SHORT PROBLEM
Output the material beneath this task exactly, images excluded.

EXERCISE DATA
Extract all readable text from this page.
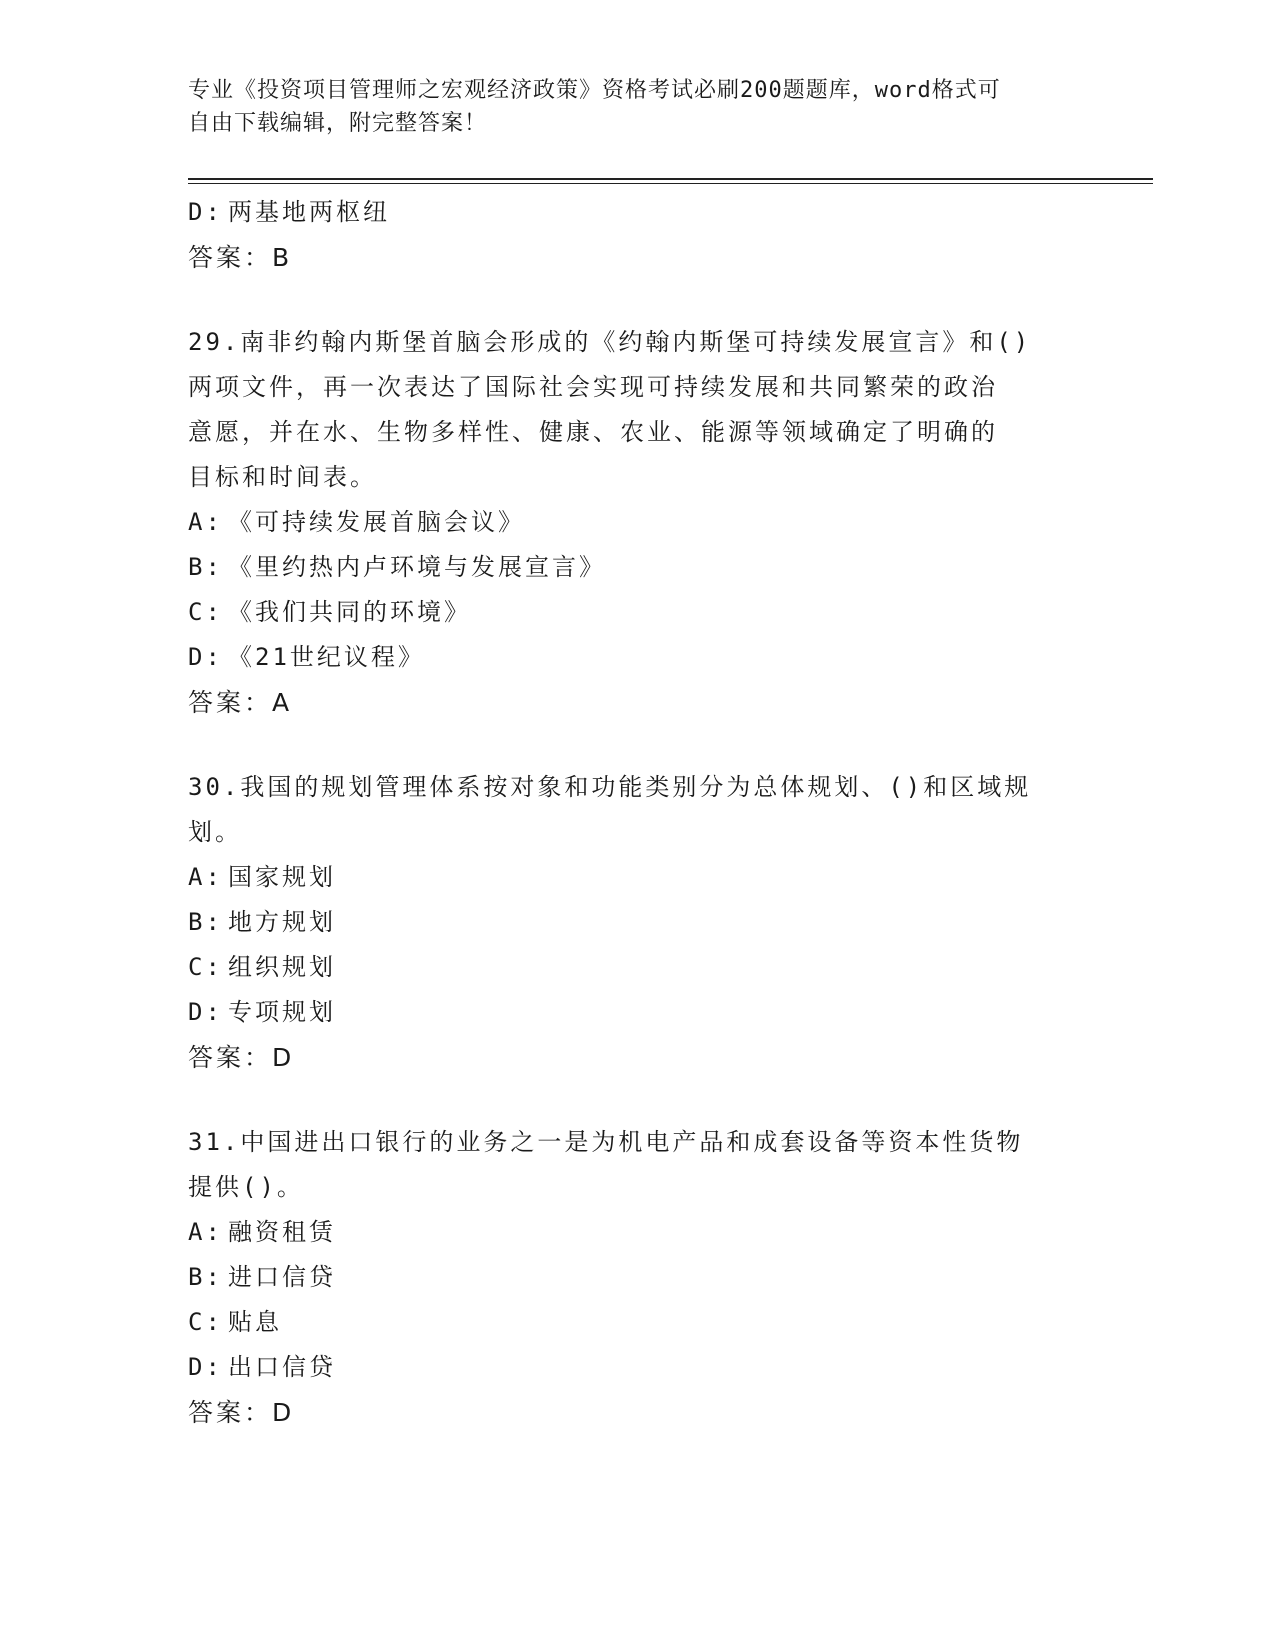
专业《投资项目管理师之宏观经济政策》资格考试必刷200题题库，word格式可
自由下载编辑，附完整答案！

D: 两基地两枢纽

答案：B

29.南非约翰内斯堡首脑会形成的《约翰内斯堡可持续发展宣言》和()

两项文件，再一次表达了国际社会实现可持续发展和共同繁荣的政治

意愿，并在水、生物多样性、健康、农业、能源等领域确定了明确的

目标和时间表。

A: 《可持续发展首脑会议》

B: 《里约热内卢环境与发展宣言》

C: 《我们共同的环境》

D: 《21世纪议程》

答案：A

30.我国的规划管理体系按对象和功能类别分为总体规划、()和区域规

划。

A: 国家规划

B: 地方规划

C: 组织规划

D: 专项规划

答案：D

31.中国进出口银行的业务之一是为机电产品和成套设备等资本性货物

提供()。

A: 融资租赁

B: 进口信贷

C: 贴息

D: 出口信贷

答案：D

TASK ANSWER
Extract all readable text from this page.
专业《投资项目管理师之宏观经济政策》资格考试必刷200题题库，word格式可
自由下载编辑，附完整答案！

D: 两基地两枢纽

答案：B

29.南非约翰内斯堡首脑会形成的《约翰内斯堡可持续发展宣言》和()

两项文件，再一次表达了国际社会实现可持续发展和共同繁荣的政治

意愿，并在水、生物多样性、健康、农业、能源等领域确定了明确的

目标和时间表。

A: 《可持续发展首脑会议》

B: 《里约热内卢环境与发展宣言》

C: 《我们共同的环境》

D: 《21世纪议程》

答案：A

30.我国的规划管理体系按对象和功能类别分为总体规划、()和区域规

划。

A: 国家规划

B: 地方规划

C: 组织规划

D: 专项规划

答案：D

31.中国进出口银行的业务之一是为机电产品和成套设备等资本性货物

提供()。

A: 融资租赁

B: 进口信贷

C: 贴息

D: 出口信贷

答案：D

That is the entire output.